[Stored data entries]
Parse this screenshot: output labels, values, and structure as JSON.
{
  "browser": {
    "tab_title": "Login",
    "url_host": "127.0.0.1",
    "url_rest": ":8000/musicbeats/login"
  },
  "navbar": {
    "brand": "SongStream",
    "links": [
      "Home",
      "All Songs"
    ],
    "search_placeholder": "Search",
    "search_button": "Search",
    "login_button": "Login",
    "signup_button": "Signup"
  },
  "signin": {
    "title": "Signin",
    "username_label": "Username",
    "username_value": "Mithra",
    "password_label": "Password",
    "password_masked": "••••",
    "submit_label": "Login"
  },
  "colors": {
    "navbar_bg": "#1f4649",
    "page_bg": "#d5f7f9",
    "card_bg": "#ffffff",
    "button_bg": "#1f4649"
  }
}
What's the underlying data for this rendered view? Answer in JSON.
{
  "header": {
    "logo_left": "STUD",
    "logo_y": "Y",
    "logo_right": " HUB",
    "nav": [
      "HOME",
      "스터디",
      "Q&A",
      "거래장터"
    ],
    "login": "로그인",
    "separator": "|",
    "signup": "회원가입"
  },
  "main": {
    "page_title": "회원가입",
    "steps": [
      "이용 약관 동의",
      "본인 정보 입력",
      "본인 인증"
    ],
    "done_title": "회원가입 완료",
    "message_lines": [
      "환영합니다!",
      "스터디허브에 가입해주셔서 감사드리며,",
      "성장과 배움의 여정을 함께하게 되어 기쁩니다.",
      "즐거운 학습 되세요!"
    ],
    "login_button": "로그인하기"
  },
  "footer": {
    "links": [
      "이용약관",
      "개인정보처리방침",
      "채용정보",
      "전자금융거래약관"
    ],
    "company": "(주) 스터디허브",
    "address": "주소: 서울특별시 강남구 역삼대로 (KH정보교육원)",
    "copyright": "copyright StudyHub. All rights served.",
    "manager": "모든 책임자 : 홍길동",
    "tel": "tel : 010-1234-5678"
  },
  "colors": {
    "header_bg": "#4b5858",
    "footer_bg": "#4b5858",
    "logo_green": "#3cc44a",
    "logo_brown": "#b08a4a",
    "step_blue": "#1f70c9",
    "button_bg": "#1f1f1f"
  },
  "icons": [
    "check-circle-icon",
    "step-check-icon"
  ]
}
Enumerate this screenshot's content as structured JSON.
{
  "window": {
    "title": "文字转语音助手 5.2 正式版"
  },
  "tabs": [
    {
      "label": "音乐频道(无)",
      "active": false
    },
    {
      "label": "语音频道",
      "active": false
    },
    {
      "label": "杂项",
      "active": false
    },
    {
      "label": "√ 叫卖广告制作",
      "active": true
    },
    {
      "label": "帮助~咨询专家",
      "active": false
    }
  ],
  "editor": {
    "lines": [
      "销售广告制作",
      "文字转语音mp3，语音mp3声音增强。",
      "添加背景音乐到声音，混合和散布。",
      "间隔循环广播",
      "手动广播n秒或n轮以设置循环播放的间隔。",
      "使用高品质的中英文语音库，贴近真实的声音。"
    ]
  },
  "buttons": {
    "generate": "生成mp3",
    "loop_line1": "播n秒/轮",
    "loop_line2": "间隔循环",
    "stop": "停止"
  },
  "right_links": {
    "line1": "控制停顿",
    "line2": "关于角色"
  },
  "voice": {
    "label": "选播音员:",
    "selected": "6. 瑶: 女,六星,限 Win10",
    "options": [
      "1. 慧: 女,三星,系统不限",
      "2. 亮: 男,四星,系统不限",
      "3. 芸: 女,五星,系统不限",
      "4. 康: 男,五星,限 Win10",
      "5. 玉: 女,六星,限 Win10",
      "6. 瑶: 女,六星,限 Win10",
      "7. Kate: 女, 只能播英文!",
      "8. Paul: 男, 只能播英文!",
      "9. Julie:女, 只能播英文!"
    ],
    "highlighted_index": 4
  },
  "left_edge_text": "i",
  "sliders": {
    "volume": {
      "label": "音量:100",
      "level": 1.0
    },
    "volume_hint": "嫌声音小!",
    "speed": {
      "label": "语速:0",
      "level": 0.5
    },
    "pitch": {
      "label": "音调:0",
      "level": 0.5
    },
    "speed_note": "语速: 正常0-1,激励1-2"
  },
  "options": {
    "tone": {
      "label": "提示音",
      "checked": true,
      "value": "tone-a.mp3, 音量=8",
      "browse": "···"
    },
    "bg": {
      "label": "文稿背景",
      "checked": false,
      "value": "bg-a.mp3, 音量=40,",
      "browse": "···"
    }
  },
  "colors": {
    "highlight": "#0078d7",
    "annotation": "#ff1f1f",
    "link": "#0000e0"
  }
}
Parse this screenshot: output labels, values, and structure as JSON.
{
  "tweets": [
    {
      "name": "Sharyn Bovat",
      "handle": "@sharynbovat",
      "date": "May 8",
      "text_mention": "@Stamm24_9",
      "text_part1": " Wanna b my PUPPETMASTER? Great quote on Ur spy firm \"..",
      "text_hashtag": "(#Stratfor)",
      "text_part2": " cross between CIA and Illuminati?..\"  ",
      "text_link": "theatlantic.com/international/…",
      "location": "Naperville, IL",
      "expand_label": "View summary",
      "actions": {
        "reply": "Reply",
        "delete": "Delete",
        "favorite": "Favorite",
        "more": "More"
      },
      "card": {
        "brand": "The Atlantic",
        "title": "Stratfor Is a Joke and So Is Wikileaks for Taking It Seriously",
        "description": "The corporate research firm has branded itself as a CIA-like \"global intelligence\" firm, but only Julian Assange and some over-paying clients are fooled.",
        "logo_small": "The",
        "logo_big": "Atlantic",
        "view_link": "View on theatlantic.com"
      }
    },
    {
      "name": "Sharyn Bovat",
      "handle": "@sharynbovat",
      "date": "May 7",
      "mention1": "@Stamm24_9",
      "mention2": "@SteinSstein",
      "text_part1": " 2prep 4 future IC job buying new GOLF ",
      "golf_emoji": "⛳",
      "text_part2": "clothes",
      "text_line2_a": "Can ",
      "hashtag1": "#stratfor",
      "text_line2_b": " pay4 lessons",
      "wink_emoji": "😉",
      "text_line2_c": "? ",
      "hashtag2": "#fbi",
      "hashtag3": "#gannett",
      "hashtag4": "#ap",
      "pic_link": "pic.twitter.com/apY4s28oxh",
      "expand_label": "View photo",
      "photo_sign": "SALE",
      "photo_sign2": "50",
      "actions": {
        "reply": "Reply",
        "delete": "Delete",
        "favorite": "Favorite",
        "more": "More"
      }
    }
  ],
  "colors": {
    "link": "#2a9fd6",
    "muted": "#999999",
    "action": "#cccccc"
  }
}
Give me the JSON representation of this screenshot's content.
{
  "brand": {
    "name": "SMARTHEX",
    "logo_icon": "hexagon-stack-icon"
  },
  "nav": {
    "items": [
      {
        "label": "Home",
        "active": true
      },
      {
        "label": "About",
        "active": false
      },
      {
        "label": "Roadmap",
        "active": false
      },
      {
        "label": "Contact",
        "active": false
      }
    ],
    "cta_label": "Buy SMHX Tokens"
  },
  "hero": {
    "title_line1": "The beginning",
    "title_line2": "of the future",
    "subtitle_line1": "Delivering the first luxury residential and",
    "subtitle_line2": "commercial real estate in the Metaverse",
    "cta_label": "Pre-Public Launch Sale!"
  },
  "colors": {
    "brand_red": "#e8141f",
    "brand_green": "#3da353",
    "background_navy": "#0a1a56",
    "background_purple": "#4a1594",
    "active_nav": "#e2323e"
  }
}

● TASK OBJECTIVE:
Above are some records; repeat all of them exactly.

● RESPONSE TO THIS EXERCISE:
Parse this screenshot: output labels, values, and structure as JSON.
{
  "browser": {
    "tab_title": "Login",
    "url_host": "127.0.0.1",
    "url_rest": ":8000/musicbeats/login"
  },
  "navbar": {
    "brand": "SongStream",
    "links": [
      "Home",
      "All Songs"
    ],
    "search_placeholder": "Search",
    "search_button": "Search",
    "login_button": "Login",
    "signup_button": "Signup"
  },
  "signin": {
    "title": "Signin",
    "username_label": "Username",
    "username_value": "Mithra",
    "password_label": "Password",
    "password_masked": "••••",
    "submit_label": "Login"
  },
  "colors": {
    "navbar_bg": "#1f4649",
    "page_bg": "#d5f7f9",
    "card_bg": "#ffffff",
    "button_bg": "#1f4649"
  }
}
What's the underlying data for this rendered view? Answer in JSON.
{
  "header": {
    "logo_left": "STUD",
    "logo_y": "Y",
    "logo_right": " HUB",
    "nav": [
      "HOME",
      "스터디",
      "Q&A",
      "거래장터"
    ],
    "login": "로그인",
    "separator": "|",
    "signup": "회원가입"
  },
  "main": {
    "page_title": "회원가입",
    "steps": [
      "이용 약관 동의",
      "본인 정보 입력",
      "본인 인증"
    ],
    "done_title": "회원가입 완료",
    "message_lines": [
      "환영합니다!",
      "스터디허브에 가입해주셔서 감사드리며,",
      "성장과 배움의 여정을 함께하게 되어 기쁩니다.",
      "즐거운 학습 되세요!"
    ],
    "login_button": "로그인하기"
  },
  "footer": {
    "links": [
      "이용약관",
      "개인정보처리방침",
      "채용정보",
      "전자금융거래약관"
    ],
    "company": "(주) 스터디허브",
    "address": "주소: 서울특별시 강남구 역삼대로 (KH정보교육원)",
    "copyright": "copyright StudyHub. All rights served.",
    "manager": "모든 책임자 : 홍길동",
    "tel": "tel : 010-1234-5678"
  },
  "colors": {
    "header_bg": "#4b5858",
    "footer_bg": "#4b5858",
    "logo_green": "#3cc44a",
    "logo_brown": "#b08a4a",
    "step_blue": "#1f70c9",
    "button_bg": "#1f1f1f"
  },
  "icons": [
    "check-circle-icon",
    "step-check-icon"
  ]
}
Enumerate this screenshot's content as structured JSON.
{
  "window": {
    "title": "文字转语音助手 5.2 正式版"
  },
  "tabs": [
    {
      "label": "音乐频道(无)",
      "active": false
    },
    {
      "label": "语音频道",
      "active": false
    },
    {
      "label": "杂项",
      "active": false
    },
    {
      "label": "√ 叫卖广告制作",
      "active": true
    },
    {
      "label": "帮助~咨询专家",
      "active": false
    }
  ],
  "editor": {
    "lines": [
      "销售广告制作",
      "文字转语音mp3，语音mp3声音增强。",
      "添加背景音乐到声音，混合和散布。",
      "间隔循环广播",
      "手动广播n秒或n轮以设置循环播放的间隔。",
      "使用高品质的中英文语音库，贴近真实的声音。"
    ]
  },
  "buttons": {
    "generate": "生成mp3",
    "loop_line1": "播n秒/轮",
    "loop_line2": "间隔循环",
    "stop": "停止"
  },
  "right_links": {
    "line1": "控制停顿",
    "line2": "关于角色"
  },
  "voice": {
    "label": "选播音员:",
    "selected": "6. 瑶: 女,六星,限 Win10",
    "options": [
      "1. 慧: 女,三星,系统不限",
      "2. 亮: 男,四星,系统不限",
      "3. 芸: 女,五星,系统不限",
      "4. 康: 男,五星,限 Win10",
      "5. 玉: 女,六星,限 Win10",
      "6. 瑶: 女,六星,限 Win10",
      "7. Kate: 女, 只能播英文!",
      "8. Paul: 男, 只能播英文!",
      "9. Julie:女, 只能播英文!"
    ],
    "highlighted_index": 4
  },
  "left_edge_text": "i",
  "sliders": {
    "volume": {
      "label": "音量:100",
      "level": 1.0
    },
    "volume_hint": "嫌声音小!",
    "speed": {
      "label": "语速:0",
      "level": 0.5
    },
    "pitch": {
      "label": "音调:0",
      "level": 0.5
    },
    "speed_note": "语速: 正常0-1,激励1-2"
  },
  "options": {
    "tone": {
      "label": "提示音",
      "checked": true,
      "value": "tone-a.mp3, 音量=8",
      "browse": "···"
    },
    "bg": {
      "label": "文稿背景",
      "checked": false,
      "value": "bg-a.mp3, 音量=40,",
      "browse": "···"
    }
  },
  "colors": {
    "highlight": "#0078d7",
    "annotation": "#ff1f1f",
    "link": "#0000e0"
  }
}
Parse this screenshot: output labels, values, and structure as JSON.
{
  "tweets": [
    {
      "name": "Sharyn Bovat",
      "handle": "@sharynbovat",
      "date": "May 8",
      "text_mention": "@Stamm24_9",
      "text_part1": " Wanna b my PUPPETMASTER? Great quote on Ur spy firm \"..",
      "text_hashtag": "(#Stratfor)",
      "text_part2": " cross between CIA and Illuminati?..\"  ",
      "text_link": "theatlantic.com/international/…",
      "location": "Naperville, IL",
      "expand_label": "View summary",
      "actions": {
        "reply": "Reply",
        "delete": "Delete",
        "favorite": "Favorite",
        "more": "More"
      },
      "card": {
        "brand": "The Atlantic",
        "title": "Stratfor Is a Joke and So Is Wikileaks for Taking It Seriously",
        "description": "The corporate research firm has branded itself as a CIA-like \"global intelligence\" firm, but only Julian Assange and some over-paying clients are fooled.",
        "logo_small": "The",
        "logo_big": "Atlantic",
        "view_link": "View on theatlantic.com"
      }
    },
    {
      "name": "Sharyn Bovat",
      "handle": "@sharynbovat",
      "date": "May 7",
      "mention1": "@Stamm24_9",
      "mention2": "@SteinSstein",
      "text_part1": " 2prep 4 future IC job buying new GOLF ",
      "golf_emoji": "⛳",
      "text_part2": "clothes",
      "text_line2_a": "Can ",
      "hashtag1": "#stratfor",
      "text_line2_b": " pay4 lessons",
      "wink_emoji": "😉",
      "text_line2_c": "? ",
      "hashtag2": "#fbi",
      "hashtag3": "#gannett",
      "hashtag4": "#ap",
      "pic_link": "pic.twitter.com/apY4s28oxh",
      "expand_label": "View photo",
      "photo_sign": "SALE",
      "photo_sign2": "50",
      "actions": {
        "reply": "Reply",
        "delete": "Delete",
        "favorite": "Favorite",
        "more": "More"
      }
    }
  ],
  "colors": {
    "link": "#2a9fd6",
    "muted": "#999999",
    "action": "#cccccc"
  }
}
Give me the JSON representation of this screenshot's content.
{
  "brand": {
    "name": "SMARTHEX",
    "logo_icon": "hexagon-stack-icon"
  },
  "nav": {
    "items": [
      {
        "label": "Home",
        "active": true
      },
      {
        "label": "About",
        "active": false
      },
      {
        "label": "Roadmap",
        "active": false
      },
      {
        "label": "Contact",
        "active": false
      }
    ],
    "cta_label": "Buy SMHX Tokens"
  },
  "hero": {
    "title_line1": "The beginning",
    "title_line2": "of the future",
    "subtitle_line1": "Delivering the first luxury residential and",
    "subtitle_line2": "commercial real estate in the Metaverse",
    "cta_label": "Pre-Public Launch Sale!"
  },
  "colors": {
    "brand_red": "#e8141f",
    "brand_green": "#3da353",
    "background_navy": "#0a1a56",
    "background_purple": "#4a1594",
    "active_nav": "#e2323e"
  }
}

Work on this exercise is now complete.